### [What to do]
Can you transcribe every entry word for word, skipping the images?

A block of data:
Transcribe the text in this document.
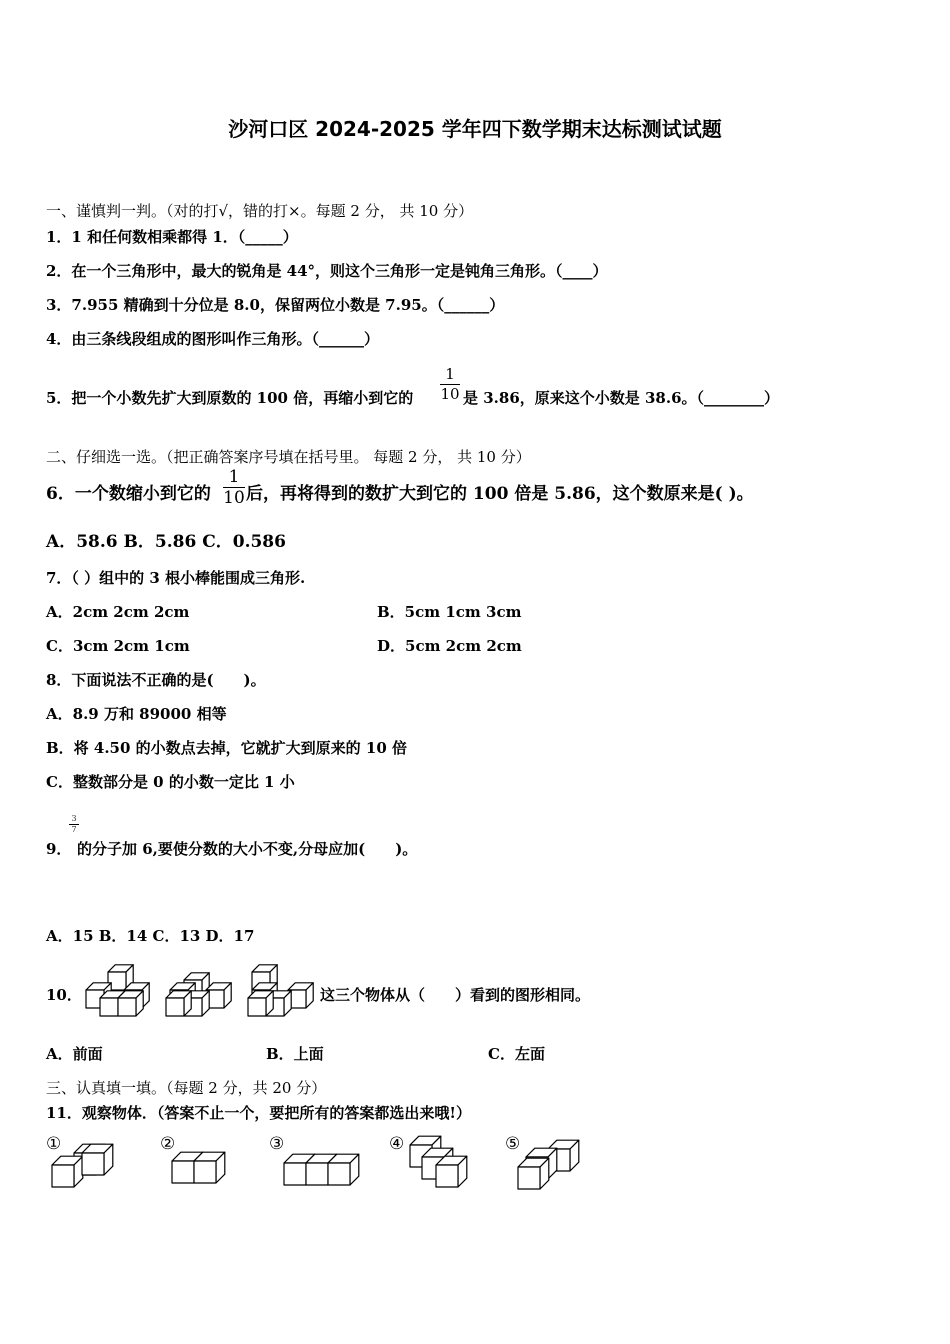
沙河口区 2024-2025 学年四下数学期末达标测试试题
一、谨慎判一判。（对的打√，错的打×。每题 2 分， 共 10 分）
1．1 和任何数相乘都得 1．（_____）
2．在一个三角形中，最大的锐角是 44°，则这个三角形一定是钝角三角形。（____）
3．7.955 精确到十分位是 8.0，保留两位小数是 7.95。（______）
4．由三条线段组成的图形叫作三角形。（______）
5．把一个小数先扩大到原数的 100 倍，再缩小到它的
1
10 是 3.86，原来这个小数是 38.6。（________）
二、仔细选一选。（把正确答案序号填在括号里。 每题 2 分， 共 10 分）
6．一个数缩小到它的
1
10 后，再将得到的数扩大到它的 100 倍是 5.86，这个数原来是( )。
A．58.6 B．5.86 C．0.586
7．（ ）组中的 3 根小棒能围成三角形.
A．2cm 2cm 2cm	B．5cm 1cm 3cm
C．3cm 2cm 1cm	D．5cm 2cm 2cm
8．下面说法不正确的是(　　)。
A．8.9 万和 89000 相等
B．将 4.50 的小数点去掉，它就扩大到原来的 10 倍
C．整数部分是 0 的小数一定比 1 小
9．
3
7
的分子加 6,要使分数的大小不变,分母应加(　　)。
A．15 B．14 C．13 D．17
10．	这三个物体从（　　）看到的图形相同。
A．前面	B．上面	C．左面
三、认真填一填。（每题 2 分，共 20 分）
11．观察物体．（答案不止一个，要把所有的答案都选出来哦!）
①	②	③	④	⑤
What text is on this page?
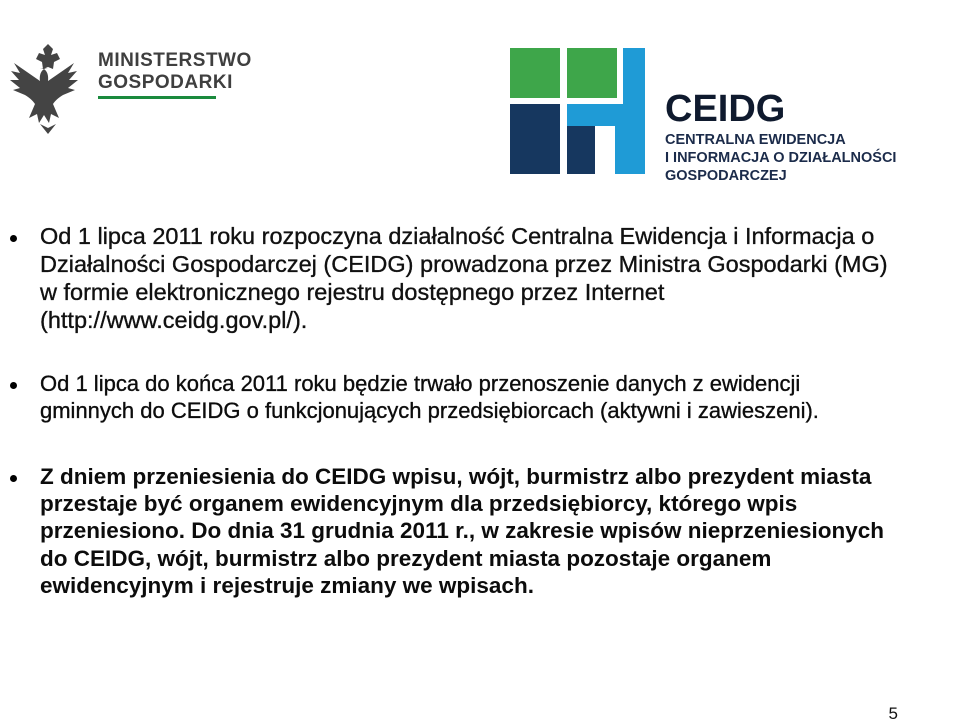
MINISTERSTWO
GOSPODARKI
CEIDG
CENTRALNA EWIDENCJA
I INFORMACJA O DZIAŁALNOŚCI
GOSPODARCZEJ
Od 1 lipca 2011 roku rozpoczyna działalność Centralna Ewidencja i Informacja o Działalności Gospodarczej (CEIDG) prowadzona przez Ministra Gospodarki (MG) w formie elektronicznego rejestru dostępnego przez Internet (http://www.ceidg.gov.pl/).
Od 1 lipca do końca 2011 roku będzie trwało przenoszenie danych z ewidencji gminnych do CEIDG o funkcjonujących przedsiębiorcach (aktywni i zawieszeni).
Z dniem przeniesienia do CEIDG wpisu, wójt, burmistrz albo prezydent miasta przestaje być organem ewidencyjnym dla przedsiębiorcy, którego wpis przeniesiono. Do dnia 31 grudnia 2011 r., w zakresie wpisów nieprzeniesionych do CEIDG, wójt, burmistrz albo prezydent miasta pozostaje organem ewidencyjnym i rejestruje zmiany we wpisach.
5
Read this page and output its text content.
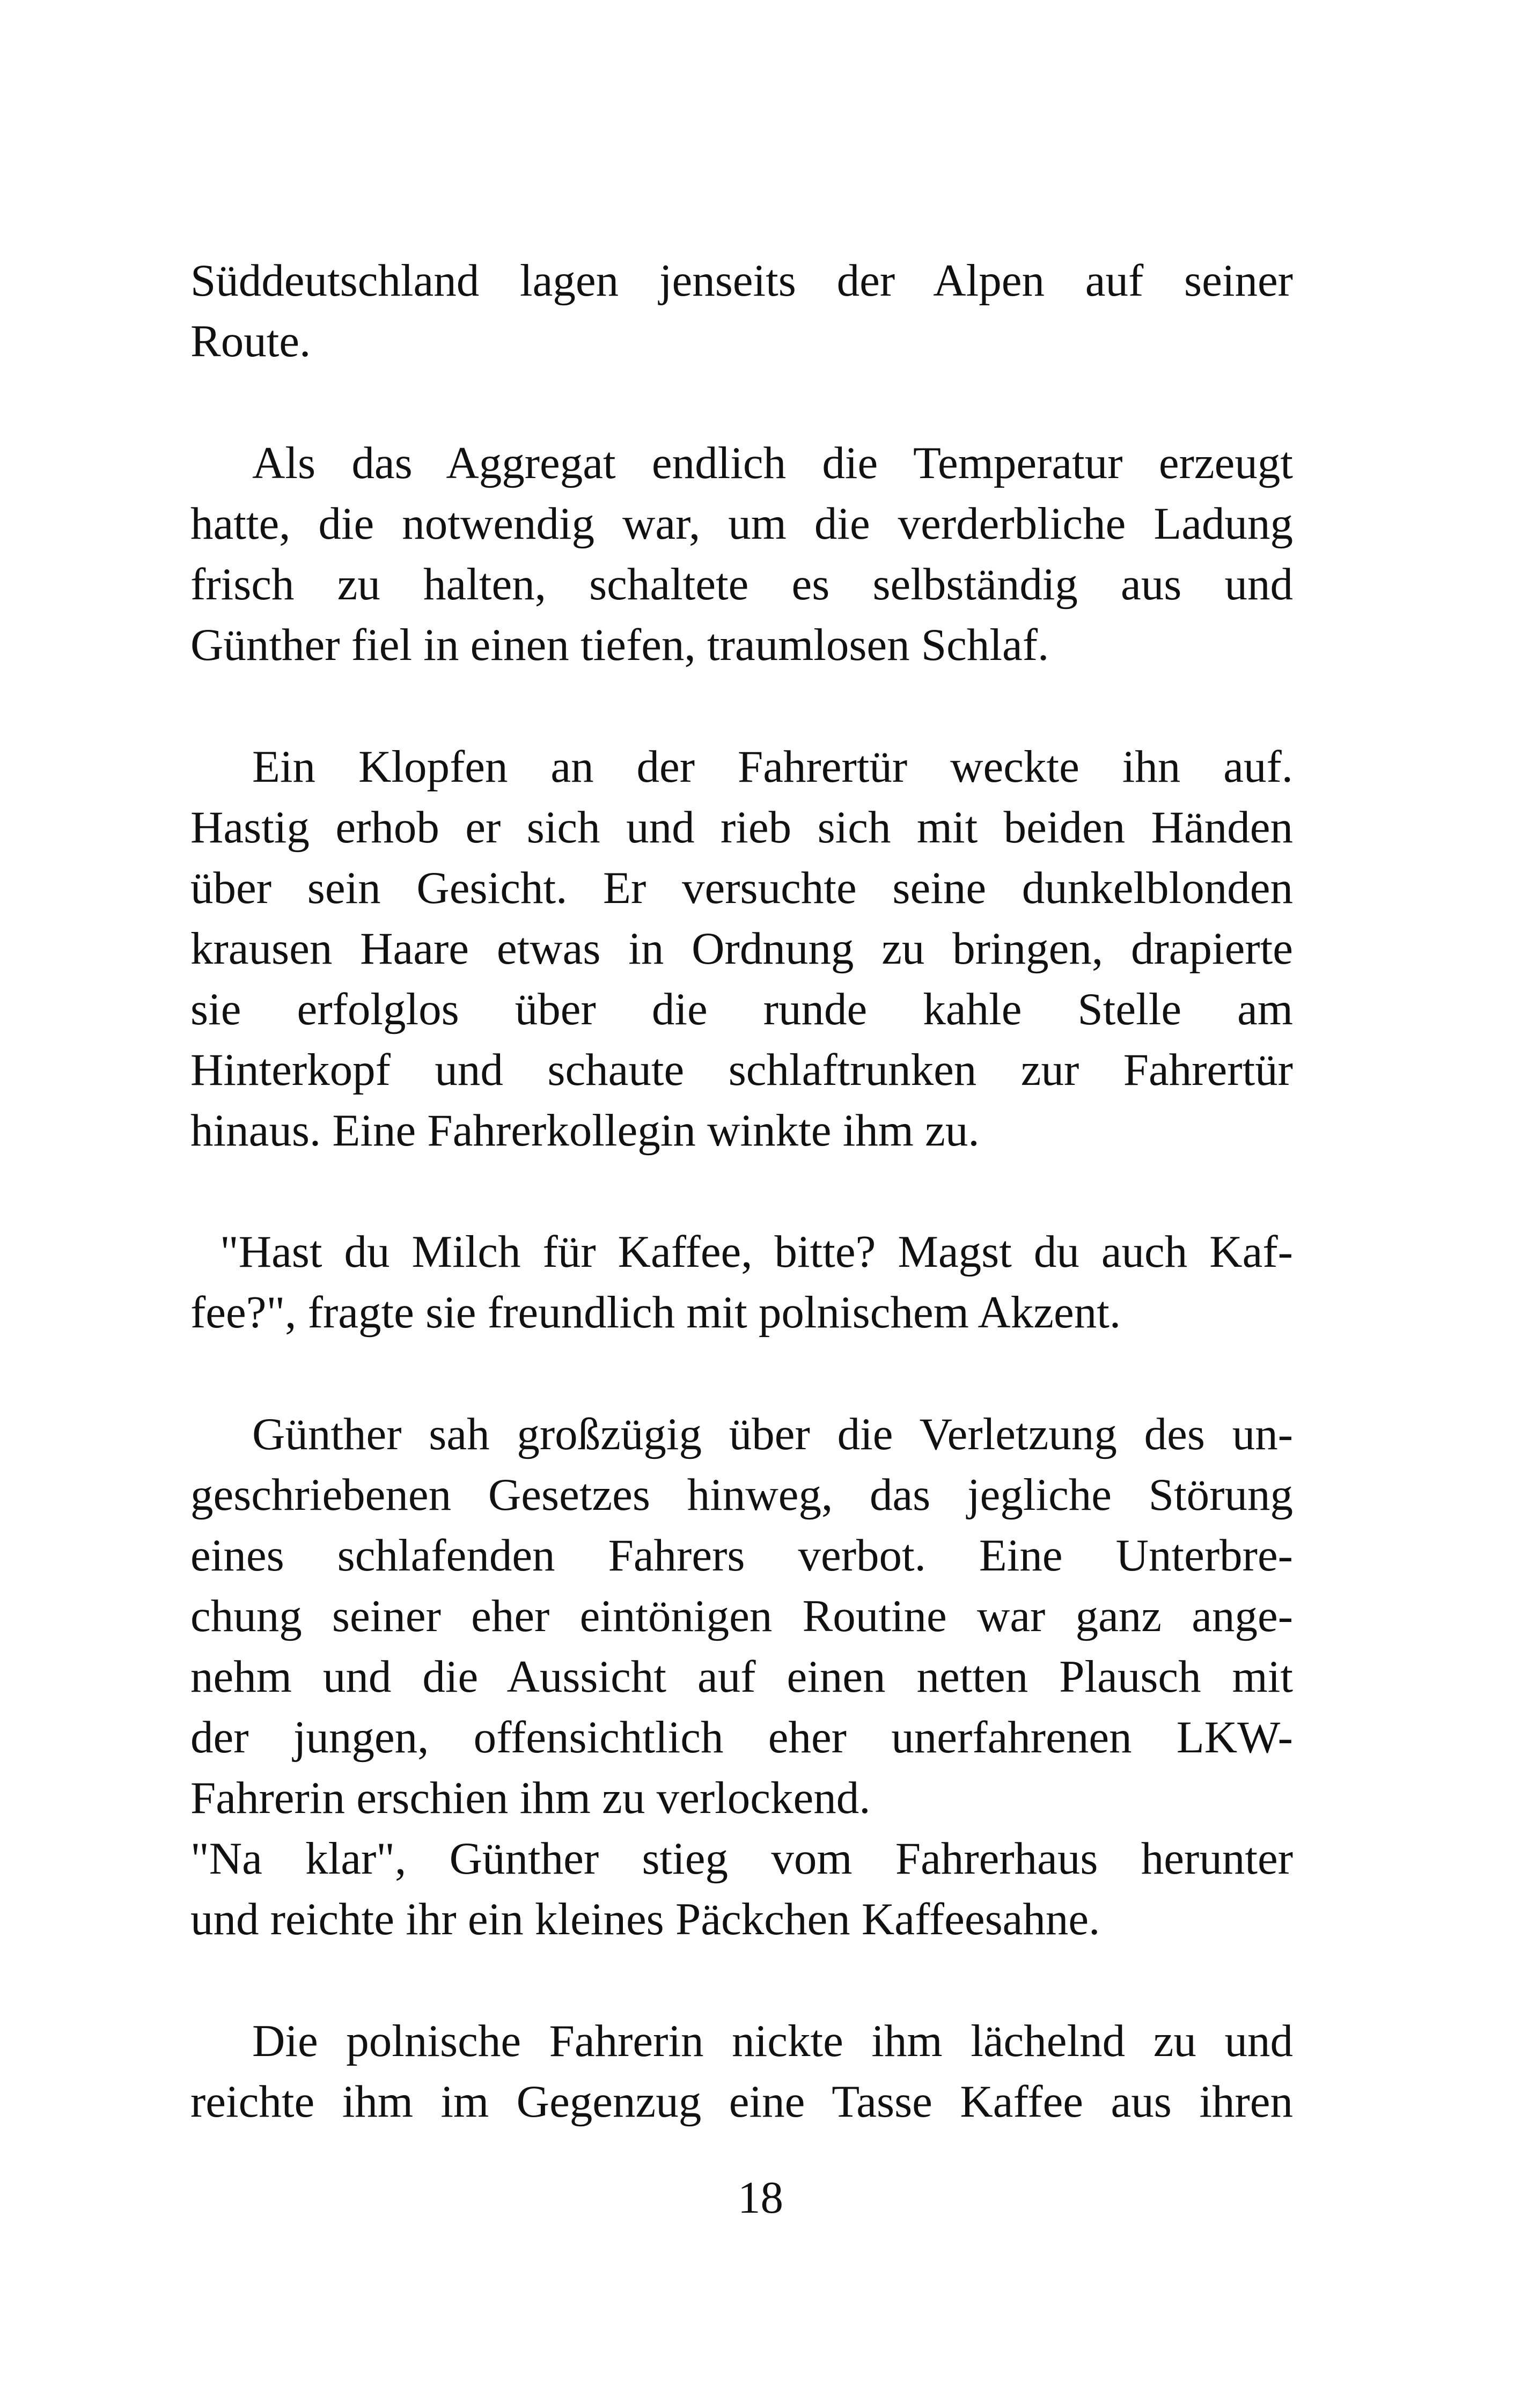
Süddeutschland lagen jenseits der Alpen auf seiner
Route.

Als das Aggregat endlich die Temperatur erzeugt
hatte, die notwendig war, um die verderbliche Ladung
frisch zu halten, schaltete es selbständig aus und
Günther fiel in einen tiefen, traumlosen Schlaf.

Ein Klopfen an der Fahrertür weckte ihn auf.
Hastig erhob er sich und rieb sich mit beiden Händen
über sein Gesicht. Er versuchte seine dunkelblonden
krausen Haare etwas in Ordnung zu bringen, drapierte
sie erfolglos über die runde kahle Stelle am
Hinterkopf und schaute schlaftrunken zur Fahrertür
hinaus. Eine Fahrerkollegin winkte ihm zu.

"Hast du Milch für Kaffee, bitte? Magst du auch Kaf-
fee?", fragte sie freundlich mit polnischem Akzent.

Günther sah großzügig über die Verletzung des un-
geschriebenen Gesetzes hinweg, das jegliche Störung
eines schlafenden Fahrers verbot. Eine Unterbre-
chung seiner eher eintönigen Routine war ganz ange-
nehm und die Aussicht auf einen netten Plausch mit
der jungen, offensichtlich eher unerfahrenen LKW-
Fahrerin erschien ihm zu verlockend.

"Na klar", Günther stieg vom Fahrerhaus herunter
und reichte ihr ein kleines Päckchen Kaffeesahne.

Die polnische Fahrerin nickte ihm lächelnd zu und
reichte ihm im Gegenzug eine Tasse Kaffee aus ihren

18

### [Solution for this problem]
Transcribe the text in this document.
沙河口区 2024-2025 学年四下数学期末达标测试试题
一、谨慎判一判。（对的打√，错的打×。每题 2 分， 共 10 分）
1．1 和任何数相乘都得 1．（_____）
2．在一个三角形中，最大的锐角是 44°，则这个三角形一定是钝角三角形。（____）
3．7.955 精确到十分位是 8.0，保留两位小数是 7.95。（______）
4．由三条线段组成的图形叫作三角形。（______）
5．把一个小数先扩大到原数的 100 倍，再缩小到它的
1
10 是 3.86，原来这个小数是 38.6。（________）
二、仔细选一选。（把正确答案序号填在括号里。 每题 2 分， 共 10 分）
6．一个数缩小到它的
1
10 后，再将得到的数扩大到它的 100 倍是 5.86，这个数原来是( )。
A．58.6 B．5.86 C．0.586
7．（ ）组中的 3 根小棒能围成三角形.
A．2cm 2cm 2cm	B．5cm 1cm 3cm
C．3cm 2cm 1cm	D．5cm 2cm 2cm
8．下面说法不正确的是(　　)。
A．8.9 万和 89000 相等
B．将 4.50 的小数点去掉，它就扩大到原来的 10 倍
C．整数部分是 0 的小数一定比 1 小
9．
3
7
的分子加 6,要使分数的大小不变,分母应加(　　)。
A．15 B．14 C．13 D．17
10．	这三个物体从（　　）看到的图形相同。
A．前面	B．上面	C．左面
三、认真填一填。（每题 2 分，共 20 分）
11．观察物体．（答案不止一个，要把所有的答案都选出来哦!）
①	②	③	④	⑤
What text is on this page?
MINISTERSTWO
GOSPODARKI
CEIDG
CENTRALNA EWIDENCJA
I INFORMACJA O DZIAŁALNOŚCI
GOSPODARCZEJ
Od 1 lipca 2011 roku rozpoczyna działalność Centralna Ewidencja i Informacja o Działalności Gospodarczej (CEIDG) prowadzona przez Ministra Gospodarki (MG) w formie elektronicznego rejestru dostępnego przez Internet (http://www.ceidg.gov.pl/).
Od 1 lipca do końca 2011 roku będzie trwało przenoszenie danych z ewidencji gminnych do CEIDG o funkcjonujących przedsiębiorcach (aktywni i zawieszeni).
Z dniem przeniesienia do CEIDG wpisu, wójt, burmistrz albo prezydent miasta przestaje być organem ewidencyjnym dla przedsiębiorcy, którego wpis przeniesiono. Do dnia 31 grudnia 2011 r., w zakresie wpisów nieprzeniesionych do CEIDG, wójt, burmistrz albo prezydent miasta pozostaje organem ewidencyjnym i rejestruje zmiany we wpisach.
5
Read this page and output its text content.
Süddeutschland lagen jenseits der Alpen auf seiner
Route.

Als das Aggregat endlich die Temperatur erzeugt
hatte, die notwendig war, um die verderbliche Ladung
frisch zu halten, schaltete es selbständig aus und
Günther fiel in einen tiefen, traumlosen Schlaf.

Ein Klopfen an der Fahrertür weckte ihn auf.
Hastig erhob er sich und rieb sich mit beiden Händen
über sein Gesicht. Er versuchte seine dunkelblonden
krausen Haare etwas in Ordnung zu bringen, drapierte
sie erfolglos über die runde kahle Stelle am
Hinterkopf und schaute schlaftrunken zur Fahrertür
hinaus. Eine Fahrerkollegin winkte ihm zu.

"Hast du Milch für Kaffee, bitte? Magst du auch Kaf-
fee?", fragte sie freundlich mit polnischem Akzent.

Günther sah großzügig über die Verletzung des un-
geschriebenen Gesetzes hinweg, das jegliche Störung
eines schlafenden Fahrers verbot. Eine Unterbre-
chung seiner eher eintönigen Routine war ganz ange-
nehm und die Aussicht auf einen netten Plausch mit
der jungen, offensichtlich eher unerfahrenen LKW-
Fahrerin erschien ihm zu verlockend.

"Na klar", Günther stieg vom Fahrerhaus herunter
und reichte ihr ein kleines Päckchen Kaffeesahne.

Die polnische Fahrerin nickte ihm lächelnd zu und
reichte ihm im Gegenzug eine Tasse Kaffee aus ihren

18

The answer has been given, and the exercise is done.